- [TASK STATEMENT]
Quote, without change, all of the lines that follow.

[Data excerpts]

-- Begin --

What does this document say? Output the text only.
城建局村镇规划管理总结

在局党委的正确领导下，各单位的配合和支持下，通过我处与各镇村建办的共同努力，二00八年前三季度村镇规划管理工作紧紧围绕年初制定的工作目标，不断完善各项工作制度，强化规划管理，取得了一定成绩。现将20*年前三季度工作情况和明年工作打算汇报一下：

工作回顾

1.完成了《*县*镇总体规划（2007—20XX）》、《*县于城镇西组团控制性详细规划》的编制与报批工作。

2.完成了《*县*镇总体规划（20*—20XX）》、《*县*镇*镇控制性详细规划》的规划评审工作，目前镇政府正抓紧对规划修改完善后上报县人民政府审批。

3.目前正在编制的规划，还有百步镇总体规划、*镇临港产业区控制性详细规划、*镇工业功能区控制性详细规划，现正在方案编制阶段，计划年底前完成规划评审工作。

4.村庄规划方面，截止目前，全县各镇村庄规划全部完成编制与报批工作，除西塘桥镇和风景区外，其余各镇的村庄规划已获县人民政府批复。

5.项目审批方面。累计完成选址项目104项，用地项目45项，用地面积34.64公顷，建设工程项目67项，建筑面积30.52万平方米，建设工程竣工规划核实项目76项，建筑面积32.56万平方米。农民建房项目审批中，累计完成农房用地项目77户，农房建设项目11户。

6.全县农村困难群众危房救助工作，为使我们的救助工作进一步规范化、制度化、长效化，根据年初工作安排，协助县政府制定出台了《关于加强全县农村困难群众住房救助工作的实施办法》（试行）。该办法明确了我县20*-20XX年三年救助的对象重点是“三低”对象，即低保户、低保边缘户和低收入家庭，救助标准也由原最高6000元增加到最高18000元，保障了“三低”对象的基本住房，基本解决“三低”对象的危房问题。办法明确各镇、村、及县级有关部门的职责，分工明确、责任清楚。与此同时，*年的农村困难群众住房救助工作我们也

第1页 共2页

-- End --

- [RESPONSE]
What does this document say? Output the text only.
城建局村镇规划管理总结

在局党委的正确领导下，各单位的配合和支持下，通过我处与各镇村建办的共同努力，二00八年前三季度村镇规划管理工作紧紧围绕年初制定的工作目标，不断完善各项工作制度，强化规划管理，取得了一定成绩。现将20*年前三季度工作情况和明年工作打算汇报一下：

工作回顾

1.完成了《*县*镇总体规划（2007—20XX）》、《*县于城镇西组团控制性详细规划》的编制与报批工作。

2.完成了《*县*镇总体规划（20*—20XX）》、《*县*镇*镇控制性详细规划》的规划评审工作，目前镇政府正抓紧对规划修改完善后上报县人民政府审批。

3.目前正在编制的规划，还有百步镇总体规划、*镇临港产业区控制性详细规划、*镇工业功能区控制性详细规划，现正在方案编制阶段，计划年底前完成规划评审工作。

4.村庄规划方面，截止目前，全县各镇村庄规划全部完成编制与报批工作，除西塘桥镇和风景区外，其余各镇的村庄规划已获县人民政府批复。

5.项目审批方面。累计完成选址项目104项，用地项目45项，用地面积34.64公顷，建设工程项目67项，建筑面积30.52万平方米，建设工程竣工规划核实项目76项，建筑面积32.56万平方米。农民建房项目审批中，累计完成农房用地项目77户，农房建设项目11户。

6.全县农村困难群众危房救助工作，为使我们的救助工作进一步规范化、制度化、长效化，根据年初工作安排，协助县政府制定出台了《关于加强全县农村困难群众住房救助工作的实施办法》（试行）。该办法明确了我县20*-20XX年三年救助的对象重点是“三低”对象，即低保户、低保边缘户和低收入家庭，救助标准也由原最高6000元增加到最高18000元，保障了“三低”对象的基本住房，基本解决“三低”对象的危房问题。办法明确各镇、村、及县级有关部门的职责，分工明确、责任清楚。与此同时，*年的农村困难群众住房救助工作我们也

第1页 共2页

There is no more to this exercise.